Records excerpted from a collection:
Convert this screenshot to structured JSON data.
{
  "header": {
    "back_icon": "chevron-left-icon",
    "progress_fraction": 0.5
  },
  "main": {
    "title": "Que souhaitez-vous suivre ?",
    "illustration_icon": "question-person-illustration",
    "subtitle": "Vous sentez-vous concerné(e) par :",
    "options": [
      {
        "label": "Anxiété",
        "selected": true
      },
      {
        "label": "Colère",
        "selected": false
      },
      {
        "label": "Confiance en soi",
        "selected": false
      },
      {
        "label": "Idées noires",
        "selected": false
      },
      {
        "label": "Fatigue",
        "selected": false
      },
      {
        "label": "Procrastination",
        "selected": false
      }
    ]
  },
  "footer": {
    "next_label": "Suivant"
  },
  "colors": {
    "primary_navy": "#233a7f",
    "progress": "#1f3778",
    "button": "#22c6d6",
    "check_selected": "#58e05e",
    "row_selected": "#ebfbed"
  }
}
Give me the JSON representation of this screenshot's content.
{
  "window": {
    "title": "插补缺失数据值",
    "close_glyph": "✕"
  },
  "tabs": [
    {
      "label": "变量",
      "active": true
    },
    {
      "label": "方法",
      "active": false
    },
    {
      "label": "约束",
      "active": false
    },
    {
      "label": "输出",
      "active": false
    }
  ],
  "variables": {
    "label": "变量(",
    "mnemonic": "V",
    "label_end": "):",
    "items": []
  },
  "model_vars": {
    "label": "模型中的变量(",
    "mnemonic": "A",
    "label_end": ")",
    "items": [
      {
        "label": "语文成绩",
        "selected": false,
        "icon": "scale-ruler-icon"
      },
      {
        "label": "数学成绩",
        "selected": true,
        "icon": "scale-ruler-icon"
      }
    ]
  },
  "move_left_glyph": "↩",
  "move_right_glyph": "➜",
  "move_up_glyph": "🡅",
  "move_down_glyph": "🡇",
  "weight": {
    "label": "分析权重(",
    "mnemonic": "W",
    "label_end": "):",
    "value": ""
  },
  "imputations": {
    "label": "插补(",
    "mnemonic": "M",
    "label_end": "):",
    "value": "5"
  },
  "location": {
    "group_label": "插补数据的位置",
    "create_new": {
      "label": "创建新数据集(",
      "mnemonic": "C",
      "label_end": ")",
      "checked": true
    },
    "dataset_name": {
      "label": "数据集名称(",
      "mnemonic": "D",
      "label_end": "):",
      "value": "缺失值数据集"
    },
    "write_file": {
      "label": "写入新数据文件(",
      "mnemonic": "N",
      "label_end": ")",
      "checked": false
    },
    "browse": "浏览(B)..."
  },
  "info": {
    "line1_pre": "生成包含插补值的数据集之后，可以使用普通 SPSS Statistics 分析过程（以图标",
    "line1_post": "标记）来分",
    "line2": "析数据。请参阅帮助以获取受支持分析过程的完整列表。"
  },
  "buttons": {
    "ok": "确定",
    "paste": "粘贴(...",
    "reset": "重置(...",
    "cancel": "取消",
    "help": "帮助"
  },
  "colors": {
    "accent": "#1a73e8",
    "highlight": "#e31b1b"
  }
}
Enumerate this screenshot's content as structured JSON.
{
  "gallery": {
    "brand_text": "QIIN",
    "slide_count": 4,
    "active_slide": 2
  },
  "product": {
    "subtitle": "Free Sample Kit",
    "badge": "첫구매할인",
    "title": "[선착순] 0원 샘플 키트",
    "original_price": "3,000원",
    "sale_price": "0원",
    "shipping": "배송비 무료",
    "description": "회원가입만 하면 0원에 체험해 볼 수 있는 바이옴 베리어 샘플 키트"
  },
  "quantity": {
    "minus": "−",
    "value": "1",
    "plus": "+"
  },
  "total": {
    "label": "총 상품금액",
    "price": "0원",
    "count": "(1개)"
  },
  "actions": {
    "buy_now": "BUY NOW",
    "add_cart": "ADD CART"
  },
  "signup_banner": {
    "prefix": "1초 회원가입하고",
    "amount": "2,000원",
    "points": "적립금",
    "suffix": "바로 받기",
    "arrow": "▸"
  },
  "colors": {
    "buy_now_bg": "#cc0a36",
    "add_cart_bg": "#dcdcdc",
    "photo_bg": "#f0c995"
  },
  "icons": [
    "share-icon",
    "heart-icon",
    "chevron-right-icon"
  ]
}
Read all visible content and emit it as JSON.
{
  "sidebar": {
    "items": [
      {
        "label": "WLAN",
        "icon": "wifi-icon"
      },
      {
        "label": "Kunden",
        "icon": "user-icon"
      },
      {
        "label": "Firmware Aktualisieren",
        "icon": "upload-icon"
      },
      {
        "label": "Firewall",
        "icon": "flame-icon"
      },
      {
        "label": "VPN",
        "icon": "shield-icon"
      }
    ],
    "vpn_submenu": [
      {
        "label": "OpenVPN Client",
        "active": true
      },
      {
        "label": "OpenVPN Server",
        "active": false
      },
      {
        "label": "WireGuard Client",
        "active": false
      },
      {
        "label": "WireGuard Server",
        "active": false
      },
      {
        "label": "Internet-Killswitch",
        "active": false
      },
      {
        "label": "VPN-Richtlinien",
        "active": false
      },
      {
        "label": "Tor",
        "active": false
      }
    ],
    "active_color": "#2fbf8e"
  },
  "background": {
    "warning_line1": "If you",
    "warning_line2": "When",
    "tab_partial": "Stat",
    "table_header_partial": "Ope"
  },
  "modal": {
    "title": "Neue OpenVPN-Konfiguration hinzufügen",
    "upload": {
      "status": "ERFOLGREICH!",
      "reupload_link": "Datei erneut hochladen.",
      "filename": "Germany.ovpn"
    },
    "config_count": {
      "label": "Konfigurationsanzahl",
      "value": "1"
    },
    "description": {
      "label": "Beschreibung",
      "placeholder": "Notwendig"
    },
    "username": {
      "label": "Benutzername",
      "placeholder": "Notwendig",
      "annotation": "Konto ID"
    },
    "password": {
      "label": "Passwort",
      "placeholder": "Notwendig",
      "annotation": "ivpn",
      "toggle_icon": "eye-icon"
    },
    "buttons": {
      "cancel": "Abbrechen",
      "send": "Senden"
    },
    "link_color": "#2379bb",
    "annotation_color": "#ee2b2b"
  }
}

Instruction: Print out every record again, exactly and in full.

Solution for this exercise:
Convert this screenshot to structured JSON data.
{
  "header": {
    "back_icon": "chevron-left-icon",
    "progress_fraction": 0.5
  },
  "main": {
    "title": "Que souhaitez-vous suivre ?",
    "illustration_icon": "question-person-illustration",
    "subtitle": "Vous sentez-vous concerné(e) par :",
    "options": [
      {
        "label": "Anxiété",
        "selected": true
      },
      {
        "label": "Colère",
        "selected": false
      },
      {
        "label": "Confiance en soi",
        "selected": false
      },
      {
        "label": "Idées noires",
        "selected": false
      },
      {
        "label": "Fatigue",
        "selected": false
      },
      {
        "label": "Procrastination",
        "selected": false
      }
    ]
  },
  "footer": {
    "next_label": "Suivant"
  },
  "colors": {
    "primary_navy": "#233a7f",
    "progress": "#1f3778",
    "button": "#22c6d6",
    "check_selected": "#58e05e",
    "row_selected": "#ebfbed"
  }
}
Give me the JSON representation of this screenshot's content.
{
  "window": {
    "title": "插补缺失数据值",
    "close_glyph": "✕"
  },
  "tabs": [
    {
      "label": "变量",
      "active": true
    },
    {
      "label": "方法",
      "active": false
    },
    {
      "label": "约束",
      "active": false
    },
    {
      "label": "输出",
      "active": false
    }
  ],
  "variables": {
    "label": "变量(",
    "mnemonic": "V",
    "label_end": "):",
    "items": []
  },
  "model_vars": {
    "label": "模型中的变量(",
    "mnemonic": "A",
    "label_end": ")",
    "items": [
      {
        "label": "语文成绩",
        "selected": false,
        "icon": "scale-ruler-icon"
      },
      {
        "label": "数学成绩",
        "selected": true,
        "icon": "scale-ruler-icon"
      }
    ]
  },
  "move_left_glyph": "↩",
  "move_right_glyph": "➜",
  "move_up_glyph": "🡅",
  "move_down_glyph": "🡇",
  "weight": {
    "label": "分析权重(",
    "mnemonic": "W",
    "label_end": "):",
    "value": ""
  },
  "imputations": {
    "label": "插补(",
    "mnemonic": "M",
    "label_end": "):",
    "value": "5"
  },
  "location": {
    "group_label": "插补数据的位置",
    "create_new": {
      "label": "创建新数据集(",
      "mnemonic": "C",
      "label_end": ")",
      "checked": true
    },
    "dataset_name": {
      "label": "数据集名称(",
      "mnemonic": "D",
      "label_end": "):",
      "value": "缺失值数据集"
    },
    "write_file": {
      "label": "写入新数据文件(",
      "mnemonic": "N",
      "label_end": ")",
      "checked": false
    },
    "browse": "浏览(B)..."
  },
  "info": {
    "line1_pre": "生成包含插补值的数据集之后，可以使用普通 SPSS Statistics 分析过程（以图标",
    "line1_post": "标记）来分",
    "line2": "析数据。请参阅帮助以获取受支持分析过程的完整列表。"
  },
  "buttons": {
    "ok": "确定",
    "paste": "粘贴(...",
    "reset": "重置(...",
    "cancel": "取消",
    "help": "帮助"
  },
  "colors": {
    "accent": "#1a73e8",
    "highlight": "#e31b1b"
  }
}
Enumerate this screenshot's content as structured JSON.
{
  "gallery": {
    "brand_text": "QIIN",
    "slide_count": 4,
    "active_slide": 2
  },
  "product": {
    "subtitle": "Free Sample Kit",
    "badge": "첫구매할인",
    "title": "[선착순] 0원 샘플 키트",
    "original_price": "3,000원",
    "sale_price": "0원",
    "shipping": "배송비 무료",
    "description": "회원가입만 하면 0원에 체험해 볼 수 있는 바이옴 베리어 샘플 키트"
  },
  "quantity": {
    "minus": "−",
    "value": "1",
    "plus": "+"
  },
  "total": {
    "label": "총 상품금액",
    "price": "0원",
    "count": "(1개)"
  },
  "actions": {
    "buy_now": "BUY NOW",
    "add_cart": "ADD CART"
  },
  "signup_banner": {
    "prefix": "1초 회원가입하고",
    "amount": "2,000원",
    "points": "적립금",
    "suffix": "바로 받기",
    "arrow": "▸"
  },
  "colors": {
    "buy_now_bg": "#cc0a36",
    "add_cart_bg": "#dcdcdc",
    "photo_bg": "#f0c995"
  },
  "icons": [
    "share-icon",
    "heart-icon",
    "chevron-right-icon"
  ]
}
Read all visible content and emit it as JSON.
{
  "sidebar": {
    "items": [
      {
        "label": "WLAN",
        "icon": "wifi-icon"
      },
      {
        "label": "Kunden",
        "icon": "user-icon"
      },
      {
        "label": "Firmware Aktualisieren",
        "icon": "upload-icon"
      },
      {
        "label": "Firewall",
        "icon": "flame-icon"
      },
      {
        "label": "VPN",
        "icon": "shield-icon"
      }
    ],
    "vpn_submenu": [
      {
        "label": "OpenVPN Client",
        "active": true
      },
      {
        "label": "OpenVPN Server",
        "active": false
      },
      {
        "label": "WireGuard Client",
        "active": false
      },
      {
        "label": "WireGuard Server",
        "active": false
      },
      {
        "label": "Internet-Killswitch",
        "active": false
      },
      {
        "label": "VPN-Richtlinien",
        "active": false
      },
      {
        "label": "Tor",
        "active": false
      }
    ],
    "active_color": "#2fbf8e"
  },
  "background": {
    "warning_line1": "If you",
    "warning_line2": "When",
    "tab_partial": "Stat",
    "table_header_partial": "Ope"
  },
  "modal": {
    "title": "Neue OpenVPN-Konfiguration hinzufügen",
    "upload": {
      "status": "ERFOLGREICH!",
      "reupload_link": "Datei erneut hochladen.",
      "filename": "Germany.ovpn"
    },
    "config_count": {
      "label": "Konfigurationsanzahl",
      "value": "1"
    },
    "description": {
      "label": "Beschreibung",
      "placeholder": "Notwendig"
    },
    "username": {
      "label": "Benutzername",
      "placeholder": "Notwendig",
      "annotation": "Konto ID"
    },
    "password": {
      "label": "Passwort",
      "placeholder": "Notwendig",
      "annotation": "ivpn",
      "toggle_icon": "eye-icon"
    },
    "buttons": {
      "cancel": "Abbrechen",
      "send": "Senden"
    },
    "link_color": "#2379bb",
    "annotation_color": "#ee2b2b"
  }
}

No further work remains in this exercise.